Start of LISTED RECORDS
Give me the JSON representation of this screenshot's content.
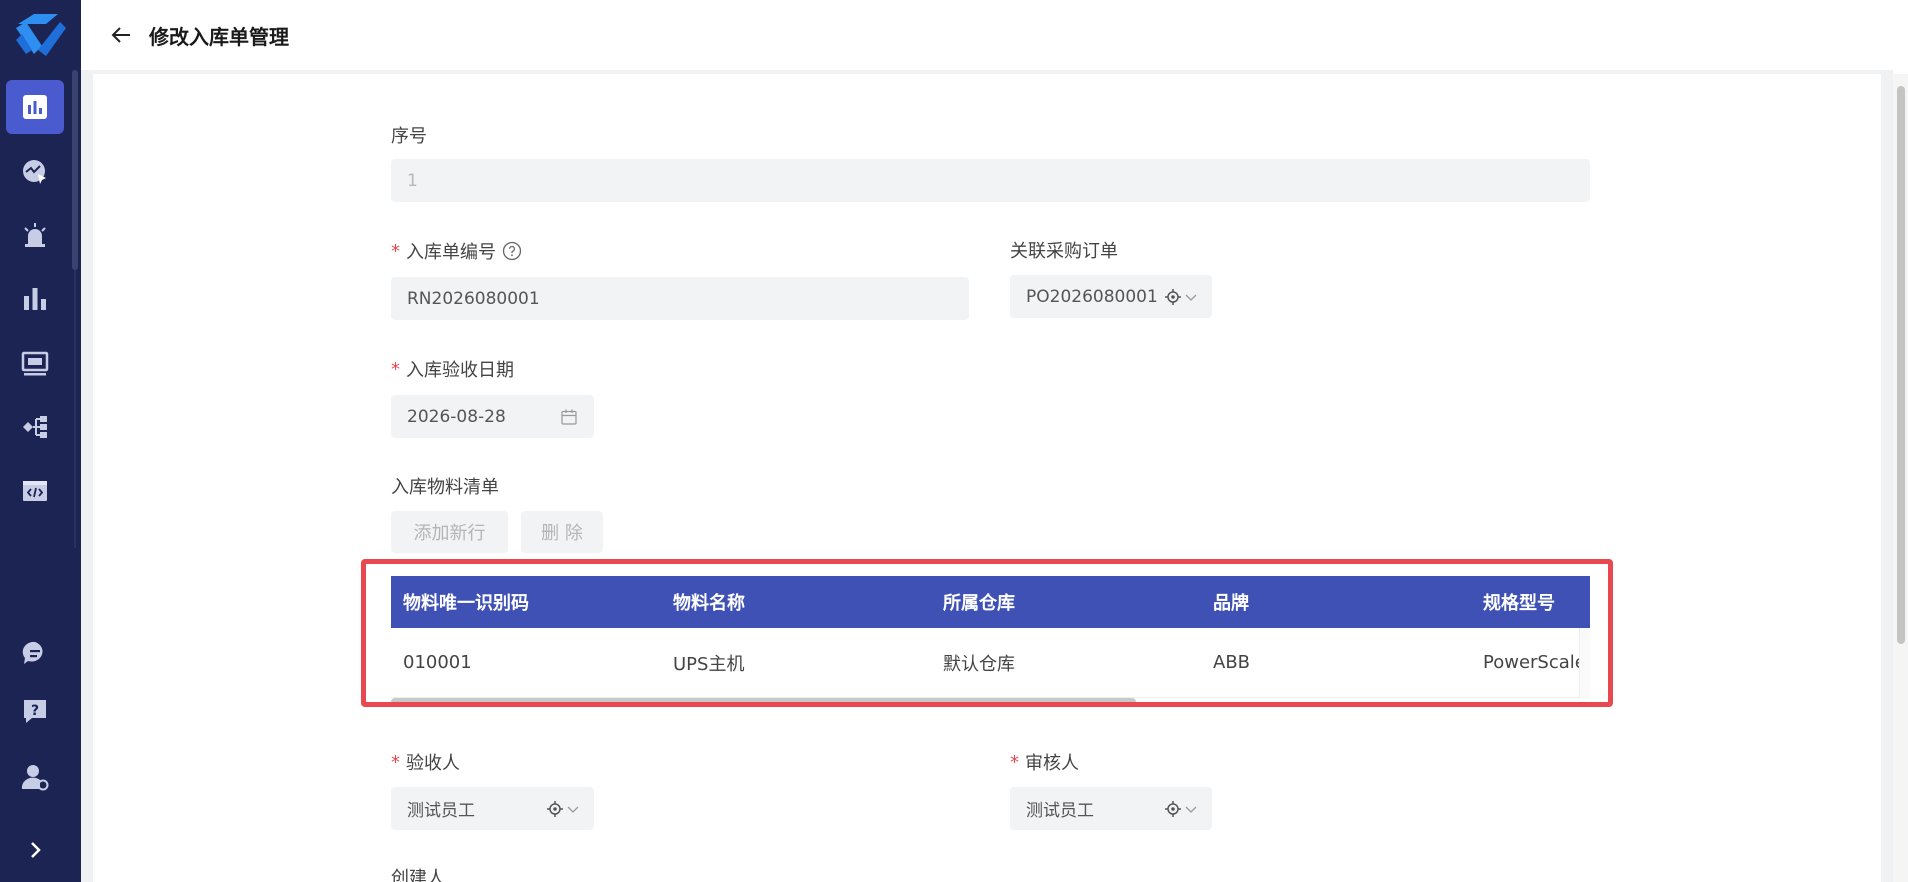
{
  "header": {
    "title": "修改入库单管理"
  },
  "sidebar": {
    "items": [
      {
        "icon": "dashboard-icon",
        "active": true
      },
      {
        "icon": "monitor-chart-icon",
        "active": false
      },
      {
        "icon": "alarm-icon",
        "active": false
      },
      {
        "icon": "bar-chart-icon",
        "active": false
      },
      {
        "icon": "screen-icon",
        "active": false
      },
      {
        "icon": "flow-icon",
        "active": false
      },
      {
        "icon": "code-icon",
        "active": false
      },
      {
        "icon": "chat-icon",
        "active": false
      },
      {
        "icon": "help-icon",
        "active": false
      },
      {
        "icon": "user-settings-icon",
        "active": false
      },
      {
        "icon": "expand-icon",
        "active": false
      }
    ]
  },
  "form": {
    "seq_label": "序号",
    "seq_value": "1",
    "receipt_no_label": "入库单编号",
    "receipt_no_value": "RN2026080001",
    "po_label": "关联采购订单",
    "po_value": "PO2026080001",
    "date_label": "入库验收日期",
    "date_value": "2026-08-28",
    "materials_label": "入库物料清单",
    "add_row_label": "添加新行",
    "delete_label": "删 除",
    "receiver_label": "验收人",
    "receiver_value": "测试员工",
    "reviewer_label": "审核人",
    "reviewer_value": "测试员工",
    "creator_label": "创建人"
  },
  "table": {
    "columns": [
      "物料唯一识别码",
      "物料名称",
      "所属仓库",
      "品牌",
      "规格型号"
    ],
    "rows": [
      [
        "010001",
        "UPS主机",
        "默认仓库",
        "ABB",
        "PowerScale"
      ]
    ]
  },
  "colors": {
    "sidebar_bg": "#1c2454",
    "accent": "#3f51b5",
    "highlight": "#e8484f",
    "required": "#e5484d"
  }
}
End of LISTED RECORDS
**STATED TASK**
Above are the records; copy every line in them that holds the word "测试员工".

**OUTPUT OF THE TASK**
    "receiver_value": "测试员工",
    "reviewer_value": "测试员工",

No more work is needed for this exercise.